═══ EXERCISE INPUTS ═══

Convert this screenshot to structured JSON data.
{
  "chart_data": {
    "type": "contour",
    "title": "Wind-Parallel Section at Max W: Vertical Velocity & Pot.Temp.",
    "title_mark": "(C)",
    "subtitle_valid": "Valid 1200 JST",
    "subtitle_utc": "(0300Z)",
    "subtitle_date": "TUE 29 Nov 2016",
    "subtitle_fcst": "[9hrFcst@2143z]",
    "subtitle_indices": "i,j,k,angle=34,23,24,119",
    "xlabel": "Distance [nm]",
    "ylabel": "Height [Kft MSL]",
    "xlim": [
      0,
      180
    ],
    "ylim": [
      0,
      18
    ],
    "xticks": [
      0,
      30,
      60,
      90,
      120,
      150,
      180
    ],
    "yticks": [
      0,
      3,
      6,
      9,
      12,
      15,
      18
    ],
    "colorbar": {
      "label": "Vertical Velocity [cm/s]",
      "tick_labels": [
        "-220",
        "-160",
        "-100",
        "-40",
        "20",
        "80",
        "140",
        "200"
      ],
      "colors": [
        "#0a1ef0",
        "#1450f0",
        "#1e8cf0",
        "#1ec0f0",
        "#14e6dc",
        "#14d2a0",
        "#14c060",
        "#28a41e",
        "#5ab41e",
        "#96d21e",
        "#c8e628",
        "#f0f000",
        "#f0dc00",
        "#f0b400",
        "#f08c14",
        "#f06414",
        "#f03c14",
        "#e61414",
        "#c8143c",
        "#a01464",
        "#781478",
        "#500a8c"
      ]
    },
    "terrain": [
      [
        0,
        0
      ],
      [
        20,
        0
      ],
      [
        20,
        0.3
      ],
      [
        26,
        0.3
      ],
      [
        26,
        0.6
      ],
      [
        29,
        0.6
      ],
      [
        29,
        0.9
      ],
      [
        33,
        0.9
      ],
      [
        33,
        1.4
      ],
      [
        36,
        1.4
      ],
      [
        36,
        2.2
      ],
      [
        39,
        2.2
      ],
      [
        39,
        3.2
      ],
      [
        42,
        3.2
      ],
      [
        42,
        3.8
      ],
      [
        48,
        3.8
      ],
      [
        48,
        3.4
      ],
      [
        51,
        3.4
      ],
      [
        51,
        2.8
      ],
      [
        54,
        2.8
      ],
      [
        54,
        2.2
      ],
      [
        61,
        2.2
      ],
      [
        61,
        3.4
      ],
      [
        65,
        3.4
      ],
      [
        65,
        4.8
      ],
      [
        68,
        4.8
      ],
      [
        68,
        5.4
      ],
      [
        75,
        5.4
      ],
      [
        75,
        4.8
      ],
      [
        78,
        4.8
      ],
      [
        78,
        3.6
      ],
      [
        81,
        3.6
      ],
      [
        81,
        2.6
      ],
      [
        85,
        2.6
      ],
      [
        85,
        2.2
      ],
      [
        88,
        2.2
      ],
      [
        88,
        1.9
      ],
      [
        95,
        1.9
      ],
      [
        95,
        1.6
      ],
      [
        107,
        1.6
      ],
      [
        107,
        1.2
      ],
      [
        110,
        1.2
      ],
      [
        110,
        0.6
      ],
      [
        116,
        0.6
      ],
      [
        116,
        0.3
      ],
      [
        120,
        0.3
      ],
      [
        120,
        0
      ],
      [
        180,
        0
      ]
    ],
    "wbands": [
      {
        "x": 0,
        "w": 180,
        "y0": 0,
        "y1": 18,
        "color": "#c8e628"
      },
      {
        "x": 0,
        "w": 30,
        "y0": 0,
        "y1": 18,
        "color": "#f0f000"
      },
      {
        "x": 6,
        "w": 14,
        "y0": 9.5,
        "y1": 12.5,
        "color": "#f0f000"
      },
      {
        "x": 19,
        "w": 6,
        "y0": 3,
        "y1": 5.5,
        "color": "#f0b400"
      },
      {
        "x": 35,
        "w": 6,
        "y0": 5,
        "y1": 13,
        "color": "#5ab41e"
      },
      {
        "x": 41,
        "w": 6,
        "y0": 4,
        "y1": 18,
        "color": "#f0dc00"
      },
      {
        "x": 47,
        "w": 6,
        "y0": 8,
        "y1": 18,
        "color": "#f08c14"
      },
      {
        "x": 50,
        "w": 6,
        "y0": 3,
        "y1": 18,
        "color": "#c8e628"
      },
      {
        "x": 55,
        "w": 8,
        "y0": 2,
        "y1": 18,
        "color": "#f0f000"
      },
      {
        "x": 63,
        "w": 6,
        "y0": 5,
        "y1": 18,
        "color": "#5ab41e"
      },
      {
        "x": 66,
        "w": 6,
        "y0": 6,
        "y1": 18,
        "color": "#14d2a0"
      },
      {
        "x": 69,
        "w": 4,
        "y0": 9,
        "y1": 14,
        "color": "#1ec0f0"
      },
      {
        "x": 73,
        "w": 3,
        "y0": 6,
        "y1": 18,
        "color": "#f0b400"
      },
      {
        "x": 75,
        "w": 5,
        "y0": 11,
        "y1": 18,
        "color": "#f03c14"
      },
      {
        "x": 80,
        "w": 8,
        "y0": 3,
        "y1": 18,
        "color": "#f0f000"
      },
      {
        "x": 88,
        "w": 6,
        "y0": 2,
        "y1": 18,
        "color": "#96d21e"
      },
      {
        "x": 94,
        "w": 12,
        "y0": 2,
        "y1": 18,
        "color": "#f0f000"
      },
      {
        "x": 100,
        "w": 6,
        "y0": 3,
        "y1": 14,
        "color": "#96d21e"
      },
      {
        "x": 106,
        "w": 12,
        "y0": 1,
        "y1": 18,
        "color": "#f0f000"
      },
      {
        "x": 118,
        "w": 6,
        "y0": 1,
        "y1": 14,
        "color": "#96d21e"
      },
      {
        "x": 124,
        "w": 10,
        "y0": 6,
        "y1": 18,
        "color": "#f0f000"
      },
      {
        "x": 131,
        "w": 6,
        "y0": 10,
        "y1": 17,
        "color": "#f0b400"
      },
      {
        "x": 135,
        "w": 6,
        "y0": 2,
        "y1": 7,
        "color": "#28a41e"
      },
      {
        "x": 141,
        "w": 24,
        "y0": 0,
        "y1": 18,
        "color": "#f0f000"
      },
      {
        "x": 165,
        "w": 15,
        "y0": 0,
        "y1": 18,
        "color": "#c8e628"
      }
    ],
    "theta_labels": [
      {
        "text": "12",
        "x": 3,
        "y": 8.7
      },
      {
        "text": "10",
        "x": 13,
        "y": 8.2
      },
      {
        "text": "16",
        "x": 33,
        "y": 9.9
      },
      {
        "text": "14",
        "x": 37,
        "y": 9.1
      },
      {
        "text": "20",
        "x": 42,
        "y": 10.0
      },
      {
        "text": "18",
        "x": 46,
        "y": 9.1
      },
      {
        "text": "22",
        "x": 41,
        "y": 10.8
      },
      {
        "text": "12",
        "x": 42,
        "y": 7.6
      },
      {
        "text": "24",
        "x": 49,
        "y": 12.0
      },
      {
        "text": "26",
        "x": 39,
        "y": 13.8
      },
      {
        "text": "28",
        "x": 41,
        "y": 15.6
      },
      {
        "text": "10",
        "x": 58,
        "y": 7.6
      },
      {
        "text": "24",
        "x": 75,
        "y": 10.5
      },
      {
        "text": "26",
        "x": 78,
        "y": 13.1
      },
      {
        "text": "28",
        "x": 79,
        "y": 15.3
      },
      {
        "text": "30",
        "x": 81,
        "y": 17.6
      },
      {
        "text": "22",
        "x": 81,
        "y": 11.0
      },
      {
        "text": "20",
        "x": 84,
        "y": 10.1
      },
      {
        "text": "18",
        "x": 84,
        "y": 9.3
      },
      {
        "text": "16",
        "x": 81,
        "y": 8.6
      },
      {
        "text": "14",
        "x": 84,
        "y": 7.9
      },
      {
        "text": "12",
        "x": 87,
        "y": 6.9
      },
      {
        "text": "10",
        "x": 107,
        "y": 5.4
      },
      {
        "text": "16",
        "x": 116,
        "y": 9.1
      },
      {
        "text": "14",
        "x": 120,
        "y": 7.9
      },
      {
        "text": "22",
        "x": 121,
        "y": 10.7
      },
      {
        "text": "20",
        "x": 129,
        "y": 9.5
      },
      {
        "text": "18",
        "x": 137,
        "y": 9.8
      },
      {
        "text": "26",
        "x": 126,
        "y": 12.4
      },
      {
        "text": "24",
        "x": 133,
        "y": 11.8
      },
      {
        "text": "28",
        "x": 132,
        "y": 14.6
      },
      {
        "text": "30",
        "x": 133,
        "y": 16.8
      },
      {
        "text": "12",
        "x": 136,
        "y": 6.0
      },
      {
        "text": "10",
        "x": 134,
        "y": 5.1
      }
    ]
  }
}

═══

• EXERCISE INSTRUCTIONS
Find and count the lines of the data that include the string "Velocity", and report that figure by itself.

• EXERCISE SOLUTION
2